▼▼▼

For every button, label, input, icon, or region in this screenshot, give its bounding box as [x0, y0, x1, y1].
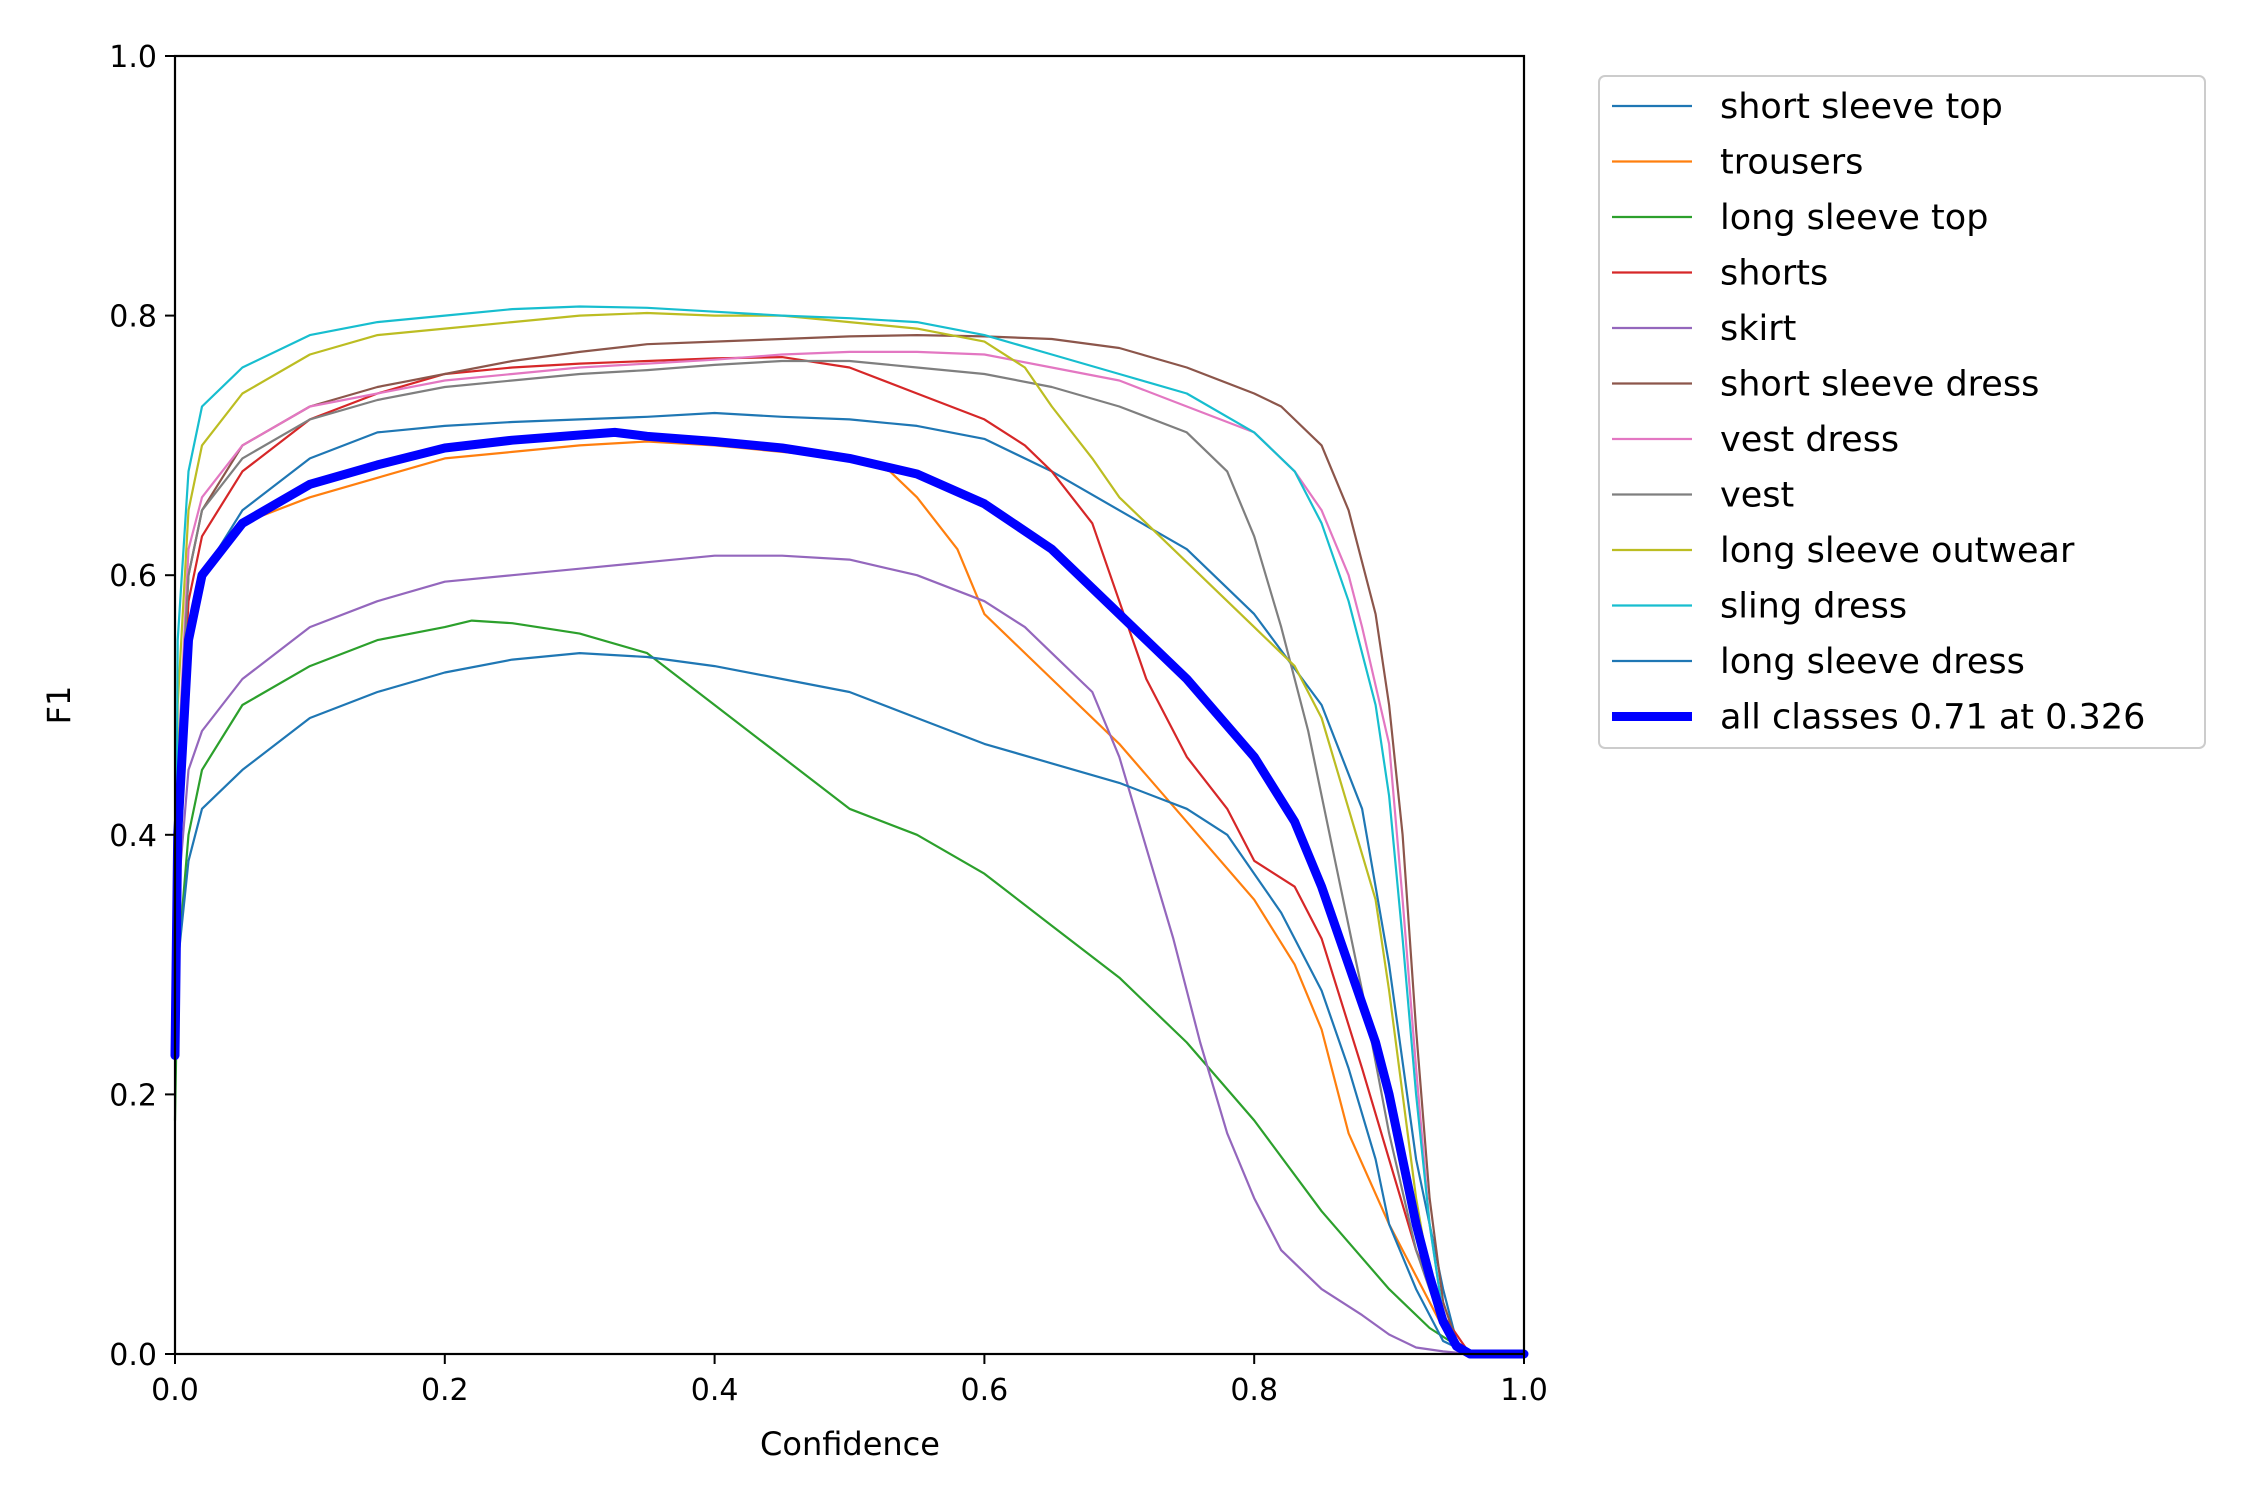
series-line-sling-dress	[173, 305, 1526, 1356]
y-tick-label: 0.2	[109, 1078, 157, 1113]
x-tick-label: 0.2	[421, 1373, 469, 1408]
series-line-short-sleeve-top	[173, 411, 1526, 1356]
series-line-skirt	[173, 554, 1526, 1356]
plot-frame	[173, 54, 1526, 1356]
legend-label-shorts: shorts	[1720, 254, 1828, 294]
legend-label-trousers: trousers	[1720, 143, 1863, 183]
legend-label-long-sleeve-dress: long sleeve dress	[1720, 642, 2025, 682]
legend: short sleeve top trousers long sleeve top s…	[1598, 75, 2206, 749]
x-tick-label: 0.8	[1230, 1373, 1278, 1408]
y-tick-label: 0.4	[109, 819, 157, 854]
y-axis-title: F1	[40, 686, 78, 725]
legend-label-short-sleeve-dress: short sleeve dress	[1720, 365, 2039, 405]
series-line-long-sleeve-top	[173, 619, 1526, 1356]
legend-label-vest-dress: vest dress	[1720, 420, 1899, 460]
y-tick-label: 0.0	[109, 1338, 157, 1373]
series-line-long-sleeve-outwear	[173, 311, 1526, 1356]
series-line-vest-dress	[173, 350, 1526, 1356]
legend-label-long-sleeve-outwear: long sleeve outwear	[1720, 531, 2075, 571]
series-line-all-classes-0-71-at-0-326	[170, 427, 1529, 1359]
x-tick-label: 1.0	[1500, 1373, 1548, 1408]
x-tick-label: 0.6	[961, 1373, 1009, 1408]
y-tick-label: 0.8	[109, 300, 157, 335]
y-axis: 0.0 0.2 0.4 0.6 0.8 1.0	[109, 40, 175, 1373]
legend-label-skirt: skirt	[1720, 309, 1796, 349]
series-line-trousers	[173, 440, 1526, 1356]
y-tick-label: 1.0	[109, 40, 157, 75]
legend-label-long-sleeve-top: long sleeve top	[1720, 198, 1988, 238]
y-tick-label: 0.6	[109, 559, 157, 594]
x-axis-title: Confidence	[760, 1425, 940, 1463]
x-tick-label: 0.4	[691, 1373, 739, 1408]
legend-label-vest: vest	[1720, 476, 1794, 516]
legend-label-all-classes-0-71-at-0-326: all classes 0.71 at 0.326	[1720, 698, 2145, 738]
series-line-long-sleeve-dress	[173, 652, 1526, 1356]
legend-label-short-sleeve-top: short sleeve top	[1720, 87, 2003, 127]
series-layer	[170, 305, 1529, 1359]
x-tick-label: 0.0	[151, 1373, 199, 1408]
legend-box	[1598, 75, 2206, 749]
legend-label-sling-dress: sling dress	[1720, 587, 1907, 627]
legend-items: short sleeve top trousers long sleeve top s…	[1612, 87, 2145, 738]
x-axis: 0.0 0.2 0.4 0.6 0.8 1.0	[151, 1354, 1548, 1408]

▲▲▲

■ EXERCISE DETAILS ■
Lay out every line of the listing above as a JSON list of strings, one string per line, leaving out blank lines and the picture.

■ EXERCISE ANSWER ■
[
  "For every button, label, input, icon, or region in this screenshot, give its bounding box as [x0, y0, x1, y1].",
  "series-line-sling-dress\t[173, 305, 1526, 1356]",
  "y-tick-label: 0.2\t[109, 1078, 157, 1113]",
  "x-tick-label: 0.2\t[421, 1373, 469, 1408]",
  "series-line-short-sleeve-top\t[173, 411, 1526, 1356]",
  "series-line-skirt\t[173, 554, 1526, 1356]",
  "plot-frame\t[173, 54, 1526, 1356]",
  "legend-label-shorts: shorts\t[1720, 254, 1828, 294]",
  "legend-label-trousers: trousers\t[1720, 143, 1863, 183]",
  "legend-label-long-sleeve-dress: long sleeve dress\t[1720, 642, 2025, 682]",
  "legend: short sleeve top trousers long sleeve top s…\t[1598, 75, 2206, 749]",
  "x-tick-label: 0.8\t[1230, 1373, 1278, 1408]",
  "y-tick-label: 0.4\t[109, 819, 157, 854]",
  "y-axis-title: F1\t[40, 686, 78, 725]",
  "legend-label-short-sleeve-dress: short sleeve dress\t[1720, 365, 2039, 405]",
  "series-line-long-sleeve-top\t[173, 619, 1526, 1356]",
  "legend-label-vest-dress: vest dress\t[1720, 420, 1899, 460]",
  "y-tick-label: 0.0\t[109, 1338, 157, 1373]",
  "series-line-long-sleeve-outwear\t[173, 311, 1526, 1356]",
  "series-line-vest-dress\t[173, 350, 1526, 1356]",
  "legend-label-long-sleeve-outwear: long sleeve outwear\t[1720, 531, 2075, 571]",
  "series-line-all-classes-0-71-at-0-326\t[170, 427, 1529, 1359]",
  "x-tick-label: 1.0\t[1500, 1373, 1548, 1408]",
  "x-tick-label: 0.6\t[961, 1373, 1009, 1408]",
  "y-tick-label: 0.8\t[109, 300, 157, 335]",
  "y-axis: 0.0 0.2 0.4 0.6 0.8 1.0\t[109, 40, 175, 1373]",
  "legend-label-skirt: skirt\t[1720, 309, 1796, 349]",
  "series-line-trousers\t[173, 440, 1526, 1356]",
  "y-tick-label: 1.0\t[109, 40, 157, 75]",
  "legend-label-long-sleeve-top: long sleeve top\t[1720, 198, 1988, 238]",
  "y-tick-label: 0.6\t[109, 559, 157, 594]",
  "x-axis-title: Confidence\t[760, 1425, 940, 1463]",
  "x-tick-label: 0.4\t[691, 1373, 739, 1408]",
  "legend-label-vest: vest\t[1720, 476, 1794, 516]",
  "legend-label-all-classes-0-71-at-0-326: all classes 0.71 at 0.326\t[1720, 698, 2145, 738]",
  "series-line-long-sleeve-dress\t[173, 652, 1526, 1356]",
  "legend-label-short-sleeve-top: short sleeve top\t[1720, 87, 2003, 127]",
  "series-layer\t[170, 305, 1529, 1359]",
  "x-tick-label: 0.0\t[151, 1373, 199, 1408]",
  "legend-box\t[1598, 75, 2206, 749]",
  "legend-label-sling-dress: sling dress\t[1720, 587, 1907, 627]",
  "legend-items: short sleeve top trousers long sleeve top s…\t[1612, 87, 2145, 738]",
  "x-axis: 0.0 0.2 0.4 0.6 0.8 1.0\t[151, 1354, 1548, 1408]"
]